> [TO BE DONE]: Quote each record exactly, please, leaving none out.

^^^^^^^^^^^^^^^^

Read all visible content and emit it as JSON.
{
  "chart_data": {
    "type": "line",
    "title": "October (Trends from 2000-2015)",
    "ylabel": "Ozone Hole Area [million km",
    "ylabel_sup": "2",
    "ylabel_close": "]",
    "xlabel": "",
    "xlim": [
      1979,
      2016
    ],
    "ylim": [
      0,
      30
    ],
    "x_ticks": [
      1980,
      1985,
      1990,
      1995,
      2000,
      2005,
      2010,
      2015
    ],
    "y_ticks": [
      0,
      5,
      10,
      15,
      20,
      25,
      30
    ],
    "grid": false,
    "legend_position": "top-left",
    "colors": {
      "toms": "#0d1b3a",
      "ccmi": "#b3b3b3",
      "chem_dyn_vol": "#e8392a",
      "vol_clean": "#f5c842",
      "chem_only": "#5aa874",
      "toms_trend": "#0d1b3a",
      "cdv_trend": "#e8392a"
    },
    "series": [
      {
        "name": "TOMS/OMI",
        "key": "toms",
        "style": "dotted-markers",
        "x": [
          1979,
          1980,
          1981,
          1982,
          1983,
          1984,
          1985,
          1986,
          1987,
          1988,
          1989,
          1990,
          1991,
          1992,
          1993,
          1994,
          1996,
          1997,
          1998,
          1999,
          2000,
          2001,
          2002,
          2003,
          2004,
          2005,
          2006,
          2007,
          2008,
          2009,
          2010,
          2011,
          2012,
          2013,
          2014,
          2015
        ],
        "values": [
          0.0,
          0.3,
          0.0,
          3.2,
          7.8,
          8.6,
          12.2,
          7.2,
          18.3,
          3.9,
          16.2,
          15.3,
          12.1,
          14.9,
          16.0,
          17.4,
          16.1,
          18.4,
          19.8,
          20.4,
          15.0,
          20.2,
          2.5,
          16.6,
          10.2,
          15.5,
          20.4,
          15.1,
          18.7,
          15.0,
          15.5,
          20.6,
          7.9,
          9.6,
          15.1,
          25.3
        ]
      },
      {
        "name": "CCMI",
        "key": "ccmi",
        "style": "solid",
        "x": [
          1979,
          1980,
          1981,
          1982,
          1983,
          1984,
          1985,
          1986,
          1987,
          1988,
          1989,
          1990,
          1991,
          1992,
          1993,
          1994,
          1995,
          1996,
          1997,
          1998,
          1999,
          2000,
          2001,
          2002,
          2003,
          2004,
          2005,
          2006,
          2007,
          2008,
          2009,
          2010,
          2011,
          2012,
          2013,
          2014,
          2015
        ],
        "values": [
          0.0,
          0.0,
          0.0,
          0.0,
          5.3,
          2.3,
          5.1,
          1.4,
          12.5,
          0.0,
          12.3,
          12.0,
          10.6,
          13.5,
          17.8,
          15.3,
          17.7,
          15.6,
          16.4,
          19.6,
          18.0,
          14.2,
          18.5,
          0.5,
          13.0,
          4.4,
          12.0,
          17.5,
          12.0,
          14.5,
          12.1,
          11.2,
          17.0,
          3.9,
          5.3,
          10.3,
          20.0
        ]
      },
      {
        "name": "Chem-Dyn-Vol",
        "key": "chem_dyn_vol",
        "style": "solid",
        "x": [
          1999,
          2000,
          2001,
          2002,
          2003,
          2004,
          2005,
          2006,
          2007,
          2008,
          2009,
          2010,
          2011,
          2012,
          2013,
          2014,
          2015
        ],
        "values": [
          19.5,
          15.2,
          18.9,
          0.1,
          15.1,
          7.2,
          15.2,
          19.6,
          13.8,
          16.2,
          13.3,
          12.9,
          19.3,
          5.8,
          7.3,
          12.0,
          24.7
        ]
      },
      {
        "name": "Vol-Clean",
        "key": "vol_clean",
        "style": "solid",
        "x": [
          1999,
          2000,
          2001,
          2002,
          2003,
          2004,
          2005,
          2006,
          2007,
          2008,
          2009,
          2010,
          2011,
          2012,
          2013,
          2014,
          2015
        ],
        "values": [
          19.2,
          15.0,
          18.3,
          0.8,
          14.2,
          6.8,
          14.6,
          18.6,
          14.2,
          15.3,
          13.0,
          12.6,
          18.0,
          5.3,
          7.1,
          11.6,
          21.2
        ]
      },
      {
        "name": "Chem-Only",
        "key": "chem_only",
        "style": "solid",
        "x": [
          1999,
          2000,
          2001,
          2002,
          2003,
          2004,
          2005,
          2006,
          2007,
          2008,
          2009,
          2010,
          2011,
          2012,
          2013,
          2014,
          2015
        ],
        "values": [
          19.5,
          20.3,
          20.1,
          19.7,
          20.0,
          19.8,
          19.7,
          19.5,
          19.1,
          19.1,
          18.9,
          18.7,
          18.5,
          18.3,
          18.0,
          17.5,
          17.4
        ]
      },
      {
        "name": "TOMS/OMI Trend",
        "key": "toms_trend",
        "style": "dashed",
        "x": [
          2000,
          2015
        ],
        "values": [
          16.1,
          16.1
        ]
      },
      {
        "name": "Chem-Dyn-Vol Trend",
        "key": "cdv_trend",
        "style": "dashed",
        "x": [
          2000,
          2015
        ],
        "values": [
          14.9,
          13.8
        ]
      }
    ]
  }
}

^^^^^^^^^^^^^^^^

> [THE REPLY]:
Read all visible content and emit it as JSON.
{
  "chart_data": {
    "type": "line",
    "title": "October (Trends from 2000-2015)",
    "ylabel": "Ozone Hole Area [million km",
    "ylabel_sup": "2",
    "ylabel_close": "]",
    "xlabel": "",
    "xlim": [
      1979,
      2016
    ],
    "ylim": [
      0,
      30
    ],
    "x_ticks": [
      1980,
      1985,
      1990,
      1995,
      2000,
      2005,
      2010,
      2015
    ],
    "y_ticks": [
      0,
      5,
      10,
      15,
      20,
      25,
      30
    ],
    "grid": false,
    "legend_position": "top-left",
    "colors": {
      "toms": "#0d1b3a",
      "ccmi": "#b3b3b3",
      "chem_dyn_vol": "#e8392a",
      "vol_clean": "#f5c842",
      "chem_only": "#5aa874",
      "toms_trend": "#0d1b3a",
      "cdv_trend": "#e8392a"
    },
    "series": [
      {
        "name": "TOMS/OMI",
        "key": "toms",
        "style": "dotted-markers",
        "x": [
          1979,
          1980,
          1981,
          1982,
          1983,
          1984,
          1985,
          1986,
          1987,
          1988,
          1989,
          1990,
          1991,
          1992,
          1993,
          1994,
          1996,
          1997,
          1998,
          1999,
          2000,
          2001,
          2002,
          2003,
          2004,
          2005,
          2006,
          2007,
          2008,
          2009,
          2010,
          2011,
          2012,
          2013,
          2014,
          2015
        ],
        "values": [
          0.0,
          0.3,
          0.0,
          3.2,
          7.8,
          8.6,
          12.2,
          7.2,
          18.3,
          3.9,
          16.2,
          15.3,
          12.1,
          14.9,
          16.0,
          17.4,
          16.1,
          18.4,
          19.8,
          20.4,
          15.0,
          20.2,
          2.5,
          16.6,
          10.2,
          15.5,
          20.4,
          15.1,
          18.7,
          15.0,
          15.5,
          20.6,
          7.9,
          9.6,
          15.1,
          25.3
        ]
      },
      {
        "name": "CCMI",
        "key": "ccmi",
        "style": "solid",
        "x": [
          1979,
          1980,
          1981,
          1982,
          1983,
          1984,
          1985,
          1986,
          1987,
          1988,
          1989,
          1990,
          1991,
          1992,
          1993,
          1994,
          1995,
          1996,
          1997,
          1998,
          1999,
          2000,
          2001,
          2002,
          2003,
          2004,
          2005,
          2006,
          2007,
          2008,
          2009,
          2010,
          2011,
          2012,
          2013,
          2014,
          2015
        ],
        "values": [
          0.0,
          0.0,
          0.0,
          0.0,
          5.3,
          2.3,
          5.1,
          1.4,
          12.5,
          0.0,
          12.3,
          12.0,
          10.6,
          13.5,
          17.8,
          15.3,
          17.7,
          15.6,
          16.4,
          19.6,
          18.0,
          14.2,
          18.5,
          0.5,
          13.0,
          4.4,
          12.0,
          17.5,
          12.0,
          14.5,
          12.1,
          11.2,
          17.0,
          3.9,
          5.3,
          10.3,
          20.0
        ]
      },
      {
        "name": "Chem-Dyn-Vol",
        "key": "chem_dyn_vol",
        "style": "solid",
        "x": [
          1999,
          2000,
          2001,
          2002,
          2003,
          2004,
          2005,
          2006,
          2007,
          2008,
          2009,
          2010,
          2011,
          2012,
          2013,
          2014,
          2015
        ],
        "values": [
          19.5,
          15.2,
          18.9,
          0.1,
          15.1,
          7.2,
          15.2,
          19.6,
          13.8,
          16.2,
          13.3,
          12.9,
          19.3,
          5.8,
          7.3,
          12.0,
          24.7
        ]
      },
      {
        "name": "Vol-Clean",
        "key": "vol_clean",
        "style": "solid",
        "x": [
          1999,
          2000,
          2001,
          2002,
          2003,
          2004,
          2005,
          2006,
          2007,
          2008,
          2009,
          2010,
          2011,
          2012,
          2013,
          2014,
          2015
        ],
        "values": [
          19.2,
          15.0,
          18.3,
          0.8,
          14.2,
          6.8,
          14.6,
          18.6,
          14.2,
          15.3,
          13.0,
          12.6,
          18.0,
          5.3,
          7.1,
          11.6,
          21.2
        ]
      },
      {
        "name": "Chem-Only",
        "key": "chem_only",
        "style": "solid",
        "x": [
          1999,
          2000,
          2001,
          2002,
          2003,
          2004,
          2005,
          2006,
          2007,
          2008,
          2009,
          2010,
          2011,
          2012,
          2013,
          2014,
          2015
        ],
        "values": [
          19.5,
          20.3,
          20.1,
          19.7,
          20.0,
          19.8,
          19.7,
          19.5,
          19.1,
          19.1,
          18.9,
          18.7,
          18.5,
          18.3,
          18.0,
          17.5,
          17.4
        ]
      },
      {
        "name": "TOMS/OMI Trend",
        "key": "toms_trend",
        "style": "dashed",
        "x": [
          2000,
          2015
        ],
        "values": [
          16.1,
          16.1
        ]
      },
      {
        "name": "Chem-Dyn-Vol Trend",
        "key": "cdv_trend",
        "style": "dashed",
        "x": [
          2000,
          2015
        ],
        "values": [
          14.9,
          13.8
        ]
      }
    ]
  }
}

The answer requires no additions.